• **Problem description**
The listing below should be copied in full, word for word.

• **Records**
☆ ☆ ☆ ☆ ☆ ☆ ☆

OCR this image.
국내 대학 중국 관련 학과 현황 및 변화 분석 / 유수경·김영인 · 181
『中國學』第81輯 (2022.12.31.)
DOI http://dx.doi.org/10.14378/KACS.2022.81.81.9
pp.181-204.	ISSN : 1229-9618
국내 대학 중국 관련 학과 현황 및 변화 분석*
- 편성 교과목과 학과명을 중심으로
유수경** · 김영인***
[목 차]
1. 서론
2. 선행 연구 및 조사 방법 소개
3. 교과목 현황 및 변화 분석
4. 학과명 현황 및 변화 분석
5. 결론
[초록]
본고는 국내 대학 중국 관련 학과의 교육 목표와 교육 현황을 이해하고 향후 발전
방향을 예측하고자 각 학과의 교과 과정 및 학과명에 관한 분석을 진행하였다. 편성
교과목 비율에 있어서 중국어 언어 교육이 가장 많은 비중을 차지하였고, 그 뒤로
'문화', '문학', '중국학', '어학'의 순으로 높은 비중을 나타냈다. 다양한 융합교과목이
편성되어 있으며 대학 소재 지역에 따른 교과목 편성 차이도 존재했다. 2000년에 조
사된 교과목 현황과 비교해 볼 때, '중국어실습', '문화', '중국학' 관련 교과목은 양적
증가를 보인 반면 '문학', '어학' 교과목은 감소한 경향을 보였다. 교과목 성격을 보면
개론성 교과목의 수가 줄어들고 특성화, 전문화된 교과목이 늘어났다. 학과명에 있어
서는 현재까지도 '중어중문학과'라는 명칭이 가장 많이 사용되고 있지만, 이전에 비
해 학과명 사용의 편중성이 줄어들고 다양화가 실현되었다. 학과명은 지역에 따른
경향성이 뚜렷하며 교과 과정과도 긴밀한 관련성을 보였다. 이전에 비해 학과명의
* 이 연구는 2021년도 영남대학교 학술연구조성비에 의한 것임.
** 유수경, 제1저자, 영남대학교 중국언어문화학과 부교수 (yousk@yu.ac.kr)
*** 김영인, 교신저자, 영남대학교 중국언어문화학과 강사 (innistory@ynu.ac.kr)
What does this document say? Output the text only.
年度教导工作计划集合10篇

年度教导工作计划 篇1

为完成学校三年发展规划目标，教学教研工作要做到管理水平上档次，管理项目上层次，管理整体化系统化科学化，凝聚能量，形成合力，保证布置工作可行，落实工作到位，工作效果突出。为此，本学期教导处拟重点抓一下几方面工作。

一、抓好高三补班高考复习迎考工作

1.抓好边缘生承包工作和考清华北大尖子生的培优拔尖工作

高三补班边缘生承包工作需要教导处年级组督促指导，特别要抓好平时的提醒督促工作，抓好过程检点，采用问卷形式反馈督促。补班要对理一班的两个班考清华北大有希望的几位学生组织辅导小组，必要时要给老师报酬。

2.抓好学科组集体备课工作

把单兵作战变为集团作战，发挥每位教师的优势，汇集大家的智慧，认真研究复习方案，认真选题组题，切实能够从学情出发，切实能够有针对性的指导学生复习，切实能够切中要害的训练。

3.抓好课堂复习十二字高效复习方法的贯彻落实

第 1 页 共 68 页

☆ ☆ ☆ ☆ ☆ ☆ ☆

• **Written answer**
OCR this image.
국내 대학 중국 관련 학과 현황 및 변화 분석 / 유수경·김영인 · 181
『中國學』第81輯 (2022.12.31.)
DOI http://dx.doi.org/10.14378/KACS.2022.81.81.9
pp.181-204.	ISSN : 1229-9618
국내 대학 중국 관련 학과 현황 및 변화 분석*
- 편성 교과목과 학과명을 중심으로
유수경** · 김영인***
[목 차]
1. 서론
2. 선행 연구 및 조사 방법 소개
3. 교과목 현황 및 변화 분석
4. 학과명 현황 및 변화 분석
5. 결론
[초록]
본고는 국내 대학 중국 관련 학과의 교육 목표와 교육 현황을 이해하고 향후 발전
방향을 예측하고자 각 학과의 교과 과정 및 학과명에 관한 분석을 진행하였다. 편성
교과목 비율에 있어서 중국어 언어 교육이 가장 많은 비중을 차지하였고, 그 뒤로
'문화', '문학', '중국학', '어학'의 순으로 높은 비중을 나타냈다. 다양한 융합교과목이
편성되어 있으며 대학 소재 지역에 따른 교과목 편성 차이도 존재했다. 2000년에 조
사된 교과목 현황과 비교해 볼 때, '중국어실습', '문화', '중국학' 관련 교과목은 양적
증가를 보인 반면 '문학', '어학' 교과목은 감소한 경향을 보였다. 교과목 성격을 보면
개론성 교과목의 수가 줄어들고 특성화, 전문화된 교과목이 늘어났다. 학과명에 있어
서는 현재까지도 '중어중문학과'라는 명칭이 가장 많이 사용되고 있지만, 이전에 비
해 학과명 사용의 편중성이 줄어들고 다양화가 실현되었다. 학과명은 지역에 따른
경향성이 뚜렷하며 교과 과정과도 긴밀한 관련성을 보였다. 이전에 비해 학과명의
* 이 연구는 2021년도 영남대학교 학술연구조성비에 의한 것임.
** 유수경, 제1저자, 영남대학교 중국언어문화학과 부교수 (yousk@yu.ac.kr)
*** 김영인, 교신저자, 영남대학교 중국언어문화학과 강사 (innistory@ynu.ac.kr)
What does this document say? Output the text only.
年度教导工作计划集合10篇

年度教导工作计划 篇1

为完成学校三年发展规划目标，教学教研工作要做到管理水平上档次，管理项目上层次，管理整体化系统化科学化，凝聚能量，形成合力，保证布置工作可行，落实工作到位，工作效果突出。为此，本学期教导处拟重点抓一下几方面工作。

一、抓好高三补班高考复习迎考工作

1.抓好边缘生承包工作和考清华北大尖子生的培优拔尖工作

高三补班边缘生承包工作需要教导处年级组督促指导，特别要抓好平时的提醒督促工作，抓好过程检点，采用问卷形式反馈督促。补班要对理一班的两个班考清华北大有希望的几位学生组织辅导小组，必要时要给老师报酬。

2.抓好学科组集体备课工作

把单兵作战变为集团作战，发挥每位教师的优势，汇集大家的智慧，认真研究复习方案，认真选题组题，切实能够从学情出发，切实能够有针对性的指导学生复习，切实能够切中要害的训练。

3.抓好课堂复习十二字高效复习方法的贯彻落实

第 1 页 共 68 页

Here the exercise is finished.